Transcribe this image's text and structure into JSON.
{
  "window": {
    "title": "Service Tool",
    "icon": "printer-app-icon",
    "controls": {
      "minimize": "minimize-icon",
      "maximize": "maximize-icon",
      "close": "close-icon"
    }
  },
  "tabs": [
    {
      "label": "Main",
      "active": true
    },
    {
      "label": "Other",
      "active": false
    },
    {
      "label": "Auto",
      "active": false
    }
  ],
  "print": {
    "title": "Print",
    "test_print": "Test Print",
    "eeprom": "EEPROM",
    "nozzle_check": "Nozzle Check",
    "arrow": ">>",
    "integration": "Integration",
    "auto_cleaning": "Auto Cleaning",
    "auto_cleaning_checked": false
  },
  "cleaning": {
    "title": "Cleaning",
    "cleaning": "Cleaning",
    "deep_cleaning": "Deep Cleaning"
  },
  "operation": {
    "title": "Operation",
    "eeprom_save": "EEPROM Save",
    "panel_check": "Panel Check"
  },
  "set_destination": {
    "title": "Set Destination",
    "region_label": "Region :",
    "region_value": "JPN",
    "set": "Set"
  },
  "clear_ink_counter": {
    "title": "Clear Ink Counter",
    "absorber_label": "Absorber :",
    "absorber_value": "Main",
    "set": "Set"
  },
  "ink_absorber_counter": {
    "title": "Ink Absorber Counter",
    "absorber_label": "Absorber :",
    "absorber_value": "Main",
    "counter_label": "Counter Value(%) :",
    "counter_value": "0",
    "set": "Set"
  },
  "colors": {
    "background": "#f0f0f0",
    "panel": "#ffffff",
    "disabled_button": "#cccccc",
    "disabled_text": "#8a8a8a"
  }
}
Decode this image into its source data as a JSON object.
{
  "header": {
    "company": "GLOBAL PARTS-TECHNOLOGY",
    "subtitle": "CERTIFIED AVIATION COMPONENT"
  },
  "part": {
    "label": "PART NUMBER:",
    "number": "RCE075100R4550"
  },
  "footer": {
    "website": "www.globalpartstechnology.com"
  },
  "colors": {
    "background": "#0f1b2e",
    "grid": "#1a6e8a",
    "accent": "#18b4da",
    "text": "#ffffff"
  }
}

### PROBLEM DETAILS
Reproduce the complete data exactly as presented above.

### TASK SOLUTION
Transcribe this image's text and structure into JSON.
{
  "window": {
    "title": "Service Tool",
    "icon": "printer-app-icon",
    "controls": {
      "minimize": "minimize-icon",
      "maximize": "maximize-icon",
      "close": "close-icon"
    }
  },
  "tabs": [
    {
      "label": "Main",
      "active": true
    },
    {
      "label": "Other",
      "active": false
    },
    {
      "label": "Auto",
      "active": false
    }
  ],
  "print": {
    "title": "Print",
    "test_print": "Test Print",
    "eeprom": "EEPROM",
    "nozzle_check": "Nozzle Check",
    "arrow": ">>",
    "integration": "Integration",
    "auto_cleaning": "Auto Cleaning",
    "auto_cleaning_checked": false
  },
  "cleaning": {
    "title": "Cleaning",
    "cleaning": "Cleaning",
    "deep_cleaning": "Deep Cleaning"
  },
  "operation": {
    "title": "Operation",
    "eeprom_save": "EEPROM Save",
    "panel_check": "Panel Check"
  },
  "set_destination": {
    "title": "Set Destination",
    "region_label": "Region :",
    "region_value": "JPN",
    "set": "Set"
  },
  "clear_ink_counter": {
    "title": "Clear Ink Counter",
    "absorber_label": "Absorber :",
    "absorber_value": "Main",
    "set": "Set"
  },
  "ink_absorber_counter": {
    "title": "Ink Absorber Counter",
    "absorber_label": "Absorber :",
    "absorber_value": "Main",
    "counter_label": "Counter Value(%) :",
    "counter_value": "0",
    "set": "Set"
  },
  "colors": {
    "background": "#f0f0f0",
    "panel": "#ffffff",
    "disabled_button": "#cccccc",
    "disabled_text": "#8a8a8a"
  }
}
Decode this image into its source data as a JSON object.
{
  "header": {
    "company": "GLOBAL PARTS-TECHNOLOGY",
    "subtitle": "CERTIFIED AVIATION COMPONENT"
  },
  "part": {
    "label": "PART NUMBER:",
    "number": "RCE075100R4550"
  },
  "footer": {
    "website": "www.globalpartstechnology.com"
  },
  "colors": {
    "background": "#0f1b2e",
    "grid": "#1a6e8a",
    "accent": "#18b4da",
    "text": "#ffffff"
  }
}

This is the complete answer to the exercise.